▶ **Exercise description**: In the records below, find each line containing the word "that" and copy it.

***** Given data *****

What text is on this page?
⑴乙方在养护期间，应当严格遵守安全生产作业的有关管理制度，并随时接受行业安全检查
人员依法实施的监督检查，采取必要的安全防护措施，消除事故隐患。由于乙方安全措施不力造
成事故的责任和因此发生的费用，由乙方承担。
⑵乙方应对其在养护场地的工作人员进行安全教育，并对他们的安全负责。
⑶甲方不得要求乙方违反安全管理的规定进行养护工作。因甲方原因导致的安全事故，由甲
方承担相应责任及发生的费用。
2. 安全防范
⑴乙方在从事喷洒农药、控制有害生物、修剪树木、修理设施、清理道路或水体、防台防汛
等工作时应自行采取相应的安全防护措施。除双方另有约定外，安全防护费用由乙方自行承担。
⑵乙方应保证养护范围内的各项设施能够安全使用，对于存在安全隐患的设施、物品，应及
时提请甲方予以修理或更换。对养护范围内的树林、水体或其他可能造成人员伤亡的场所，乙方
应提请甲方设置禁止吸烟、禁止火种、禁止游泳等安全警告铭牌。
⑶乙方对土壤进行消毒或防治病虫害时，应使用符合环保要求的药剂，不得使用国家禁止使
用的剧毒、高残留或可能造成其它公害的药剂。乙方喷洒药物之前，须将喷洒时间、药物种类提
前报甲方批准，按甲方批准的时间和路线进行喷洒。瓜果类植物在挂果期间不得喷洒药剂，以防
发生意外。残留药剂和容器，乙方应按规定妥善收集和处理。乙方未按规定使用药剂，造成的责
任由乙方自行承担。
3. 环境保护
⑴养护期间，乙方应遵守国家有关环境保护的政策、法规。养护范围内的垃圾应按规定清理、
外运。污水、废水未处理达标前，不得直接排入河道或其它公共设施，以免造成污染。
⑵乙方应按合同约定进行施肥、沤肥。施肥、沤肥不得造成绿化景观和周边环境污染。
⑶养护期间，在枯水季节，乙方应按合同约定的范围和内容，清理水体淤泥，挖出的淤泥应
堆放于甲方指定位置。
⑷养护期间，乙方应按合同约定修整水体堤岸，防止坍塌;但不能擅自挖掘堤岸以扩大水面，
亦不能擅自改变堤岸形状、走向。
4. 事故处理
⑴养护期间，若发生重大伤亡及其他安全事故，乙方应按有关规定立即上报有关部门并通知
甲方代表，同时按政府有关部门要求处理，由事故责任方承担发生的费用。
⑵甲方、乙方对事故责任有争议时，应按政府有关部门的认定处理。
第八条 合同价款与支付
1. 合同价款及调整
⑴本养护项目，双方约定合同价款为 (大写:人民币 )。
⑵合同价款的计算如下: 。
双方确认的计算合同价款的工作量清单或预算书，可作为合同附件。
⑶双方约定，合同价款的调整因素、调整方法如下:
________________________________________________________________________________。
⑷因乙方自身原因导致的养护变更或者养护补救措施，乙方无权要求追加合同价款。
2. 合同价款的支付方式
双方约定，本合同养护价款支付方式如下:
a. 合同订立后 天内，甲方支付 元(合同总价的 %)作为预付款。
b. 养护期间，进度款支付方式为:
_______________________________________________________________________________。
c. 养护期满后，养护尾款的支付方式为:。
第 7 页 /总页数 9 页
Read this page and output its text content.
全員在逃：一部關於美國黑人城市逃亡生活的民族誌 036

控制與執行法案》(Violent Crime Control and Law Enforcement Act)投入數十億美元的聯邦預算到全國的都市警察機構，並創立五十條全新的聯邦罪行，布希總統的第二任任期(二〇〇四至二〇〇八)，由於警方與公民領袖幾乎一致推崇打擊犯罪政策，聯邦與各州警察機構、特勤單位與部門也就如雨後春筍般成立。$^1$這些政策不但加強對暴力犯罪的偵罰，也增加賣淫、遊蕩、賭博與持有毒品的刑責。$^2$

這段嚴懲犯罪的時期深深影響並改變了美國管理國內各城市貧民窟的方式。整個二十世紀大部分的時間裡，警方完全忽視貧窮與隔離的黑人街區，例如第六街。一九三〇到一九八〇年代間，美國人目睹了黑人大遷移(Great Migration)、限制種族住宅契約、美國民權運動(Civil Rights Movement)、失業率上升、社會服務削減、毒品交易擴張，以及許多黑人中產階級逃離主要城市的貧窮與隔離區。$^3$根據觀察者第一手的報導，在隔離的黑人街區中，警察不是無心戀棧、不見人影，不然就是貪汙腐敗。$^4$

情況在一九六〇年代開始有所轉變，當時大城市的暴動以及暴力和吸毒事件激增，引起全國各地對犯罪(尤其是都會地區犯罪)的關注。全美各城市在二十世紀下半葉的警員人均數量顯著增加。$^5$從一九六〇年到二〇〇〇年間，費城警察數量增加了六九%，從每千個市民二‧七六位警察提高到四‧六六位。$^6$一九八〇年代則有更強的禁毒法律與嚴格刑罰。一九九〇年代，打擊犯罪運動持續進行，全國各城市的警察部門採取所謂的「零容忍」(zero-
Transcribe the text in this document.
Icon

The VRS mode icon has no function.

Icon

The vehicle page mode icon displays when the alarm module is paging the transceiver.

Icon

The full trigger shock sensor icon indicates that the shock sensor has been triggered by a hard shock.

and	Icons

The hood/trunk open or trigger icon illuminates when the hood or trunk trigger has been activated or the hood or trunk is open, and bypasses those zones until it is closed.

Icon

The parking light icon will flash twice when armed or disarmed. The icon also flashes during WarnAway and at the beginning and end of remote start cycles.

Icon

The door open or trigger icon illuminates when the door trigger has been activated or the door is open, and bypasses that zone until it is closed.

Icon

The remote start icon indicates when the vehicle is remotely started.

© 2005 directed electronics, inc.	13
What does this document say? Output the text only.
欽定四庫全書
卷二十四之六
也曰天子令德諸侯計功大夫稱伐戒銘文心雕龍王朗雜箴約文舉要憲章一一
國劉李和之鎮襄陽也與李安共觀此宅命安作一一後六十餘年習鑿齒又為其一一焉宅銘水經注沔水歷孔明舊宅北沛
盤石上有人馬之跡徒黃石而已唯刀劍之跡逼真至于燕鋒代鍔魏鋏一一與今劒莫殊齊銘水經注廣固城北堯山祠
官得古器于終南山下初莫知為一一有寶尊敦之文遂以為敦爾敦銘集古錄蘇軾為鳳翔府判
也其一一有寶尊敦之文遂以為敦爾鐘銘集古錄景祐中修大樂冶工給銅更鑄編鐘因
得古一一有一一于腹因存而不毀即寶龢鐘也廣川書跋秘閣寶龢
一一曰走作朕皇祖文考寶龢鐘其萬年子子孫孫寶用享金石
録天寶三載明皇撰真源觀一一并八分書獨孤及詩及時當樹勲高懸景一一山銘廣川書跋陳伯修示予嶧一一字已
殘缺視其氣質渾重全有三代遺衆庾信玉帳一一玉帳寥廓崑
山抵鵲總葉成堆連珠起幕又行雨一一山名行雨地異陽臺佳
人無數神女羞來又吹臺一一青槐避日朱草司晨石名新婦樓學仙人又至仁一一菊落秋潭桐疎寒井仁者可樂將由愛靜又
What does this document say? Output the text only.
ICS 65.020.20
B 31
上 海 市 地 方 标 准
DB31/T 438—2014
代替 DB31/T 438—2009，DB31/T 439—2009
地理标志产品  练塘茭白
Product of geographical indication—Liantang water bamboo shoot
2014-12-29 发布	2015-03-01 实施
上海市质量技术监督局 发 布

*****

▶ **Answer for this exercise**:
The full trigger shock sensor icon indicates that the shock sensor has been triggered by a hard shock.
The door open or trigger icon illuminates when the door trigger has been activated or the door is open, and bypasses that zone until it is closed.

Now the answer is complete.